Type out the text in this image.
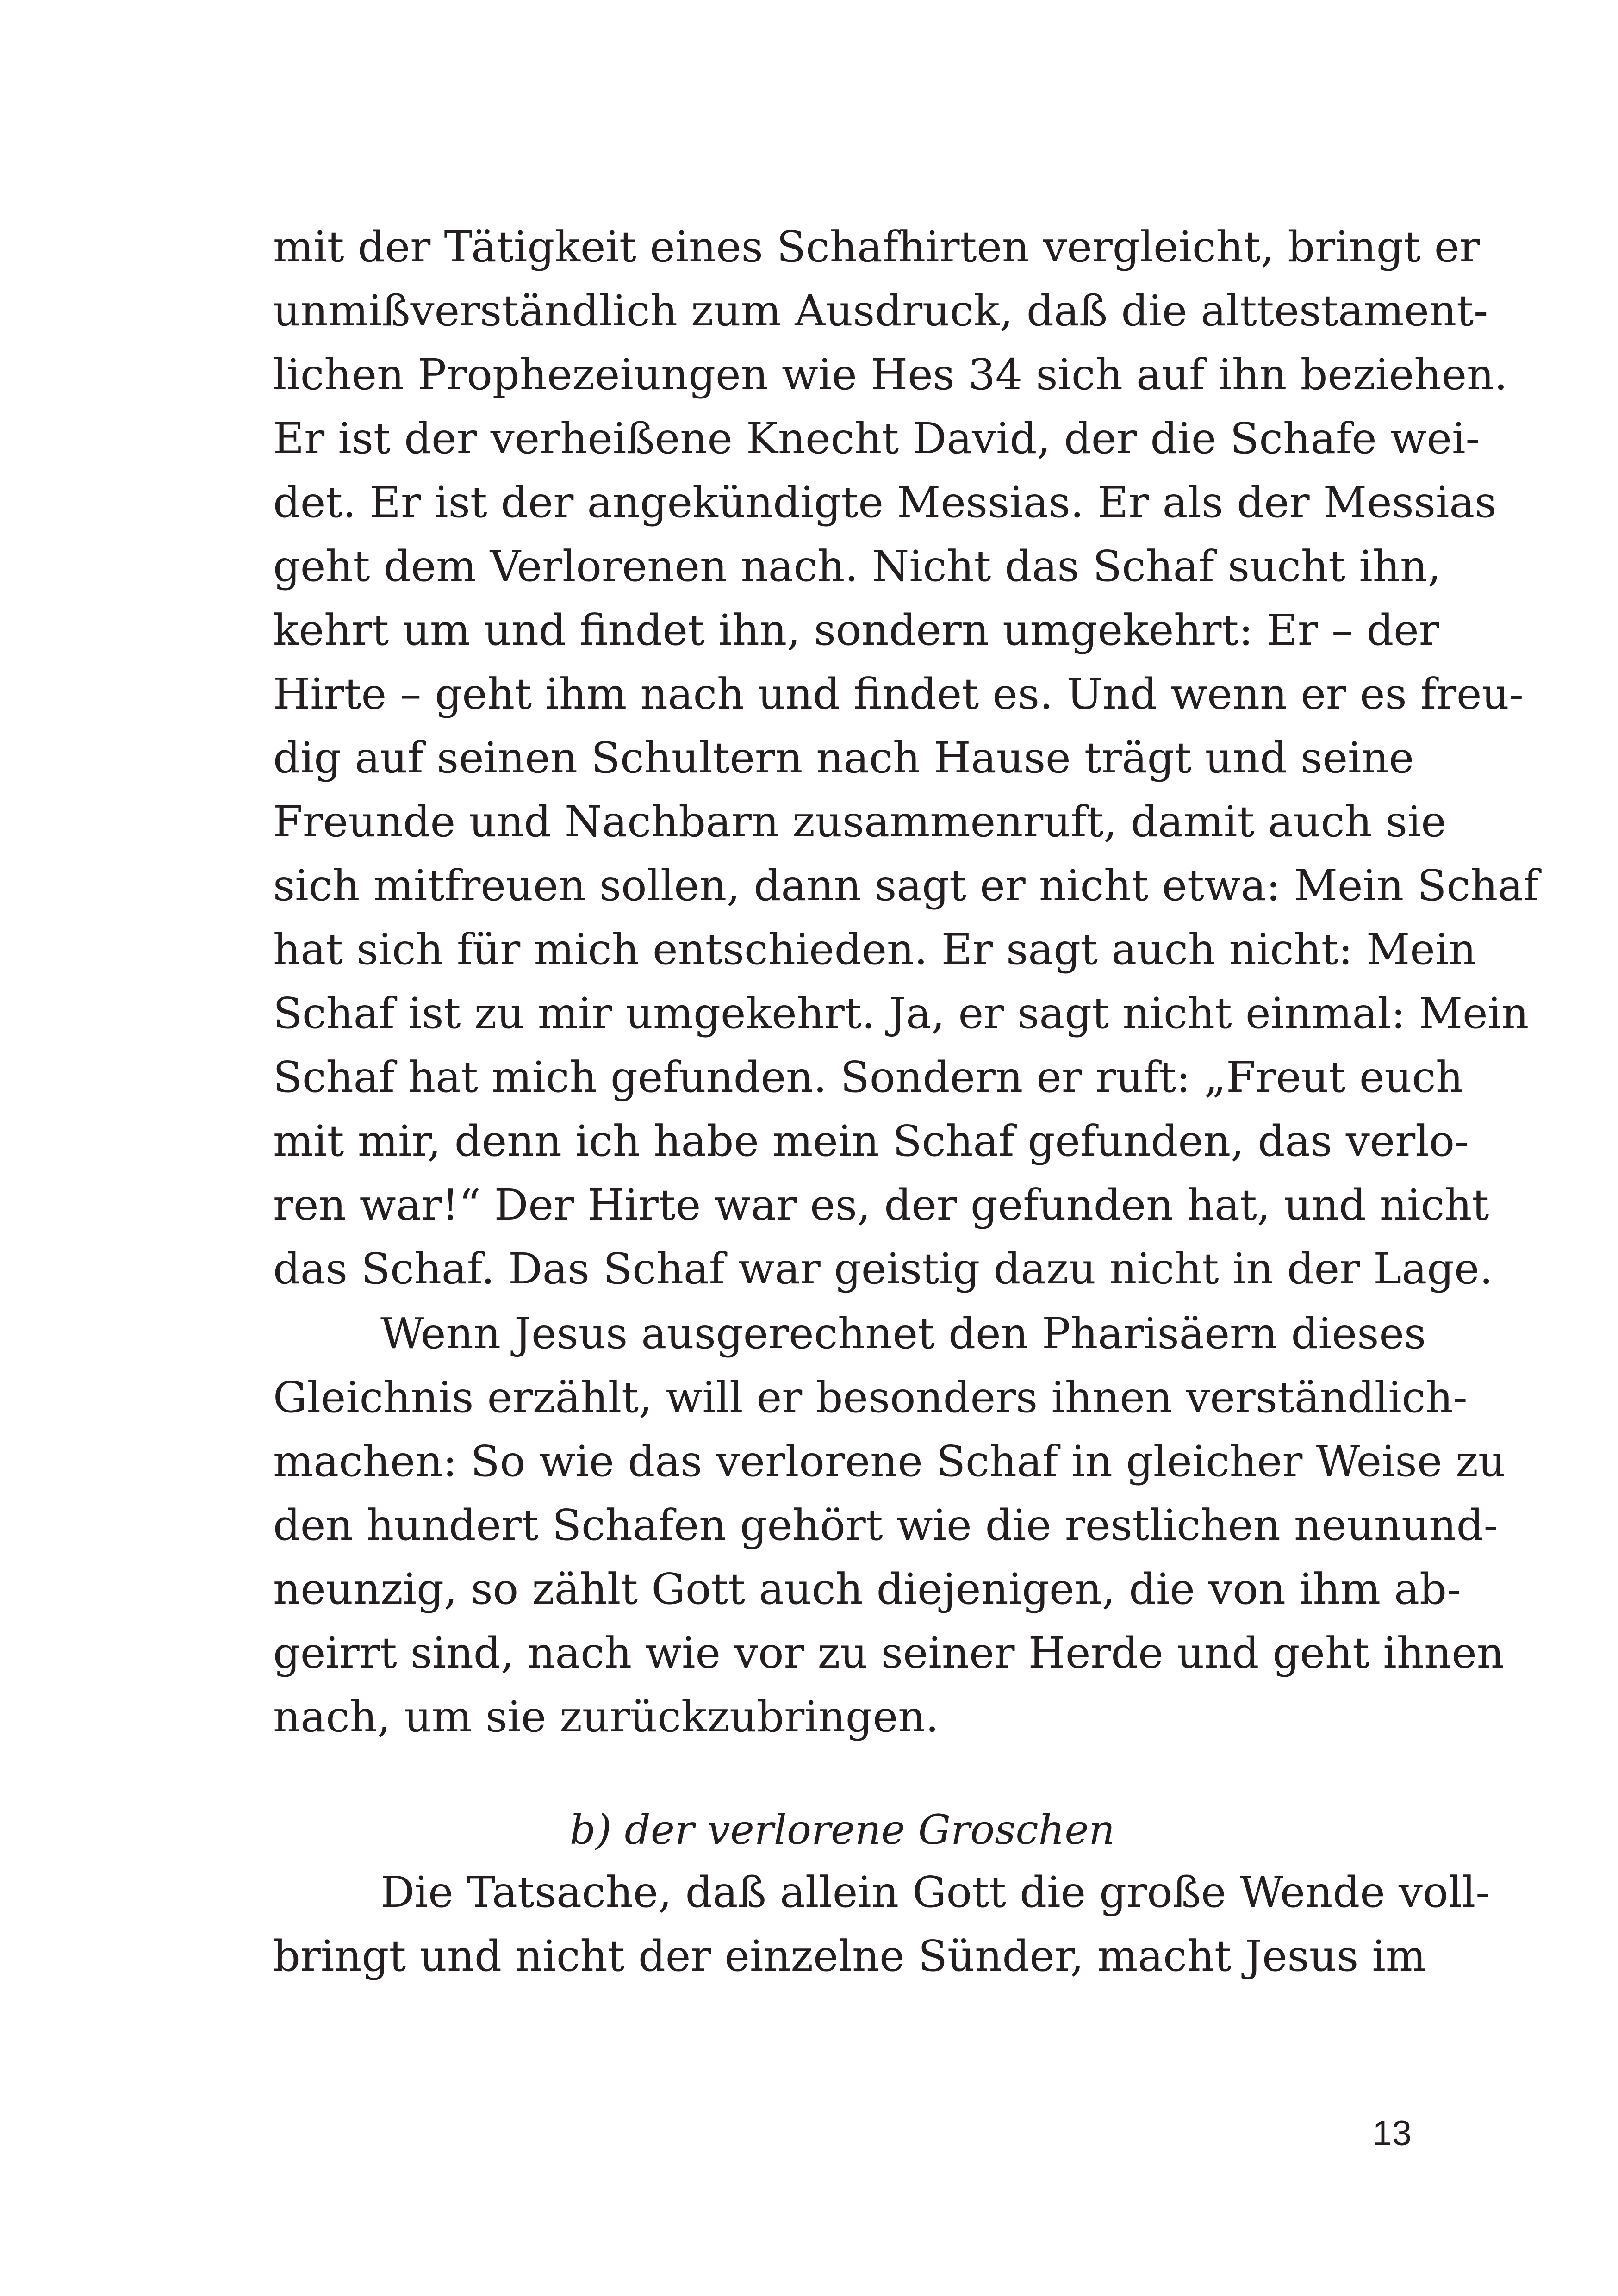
mit der Tätigkeit eines Schafhirten vergleicht, bringt er
unmißverständlich zum Ausdruck, daß die alttestament-
lichen Prophezeiungen wie Hes 34 sich auf ihn beziehen.
Er ist der verheißene Knecht David, der die Schafe wei-
det. Er ist der angekündigte Messias. Er als der Messias
geht dem Verlorenen nach. Nicht das Schaf sucht ihn,
kehrt um und findet ihn, sondern umgekehrt: Er – der
Hirte – geht ihm nach und findet es. Und wenn er es freu-
dig auf seinen Schultern nach Hause trägt und seine
Freunde und Nachbarn zusammenruft, damit auch sie
sich mitfreuen sollen, dann sagt er nicht etwa: Mein Schaf
hat sich für mich entschieden. Er sagt auch nicht: Mein
Schaf ist zu mir umgekehrt. Ja, er sagt nicht einmal: Mein
Schaf hat mich gefunden. Sondern er ruft: „Freut euch
mit mir, denn ich habe mein Schaf gefunden, das verlo-
ren war!“ Der Hirte war es, der gefunden hat, und nicht
das Schaf. Das Schaf war geistig dazu nicht in der Lage.
Wenn Jesus ausgerechnet den Pharisäern dieses
Gleichnis erzählt, will er besonders ihnen verständlich-
machen: So wie das verlorene Schaf in gleicher Weise zu
den hundert Schafen gehört wie die restlichen neunund-
neunzig, so zählt Gott auch diejenigen, die von ihm ab-
geirrt sind, nach wie vor zu seiner Herde und geht ihnen
nach, um sie zurückzubringen.
b) der verlorene Groschen
Die Tatsache, daß allein Gott die große Wende voll-
bringt und nicht der einzelne Sünder, macht Jesus im
13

◇ ◇ ◇ ◇ ◇

### What to do
Filter lines by "gefunden" and return each hit.

### Task answer
Schaf hat mich gefunden. Sondern er ruft: „Freut euch
mit mir, denn ich habe mein Schaf gefunden, das verlo-
ren war!“ Der Hirte war es, der gefunden hat, und nicht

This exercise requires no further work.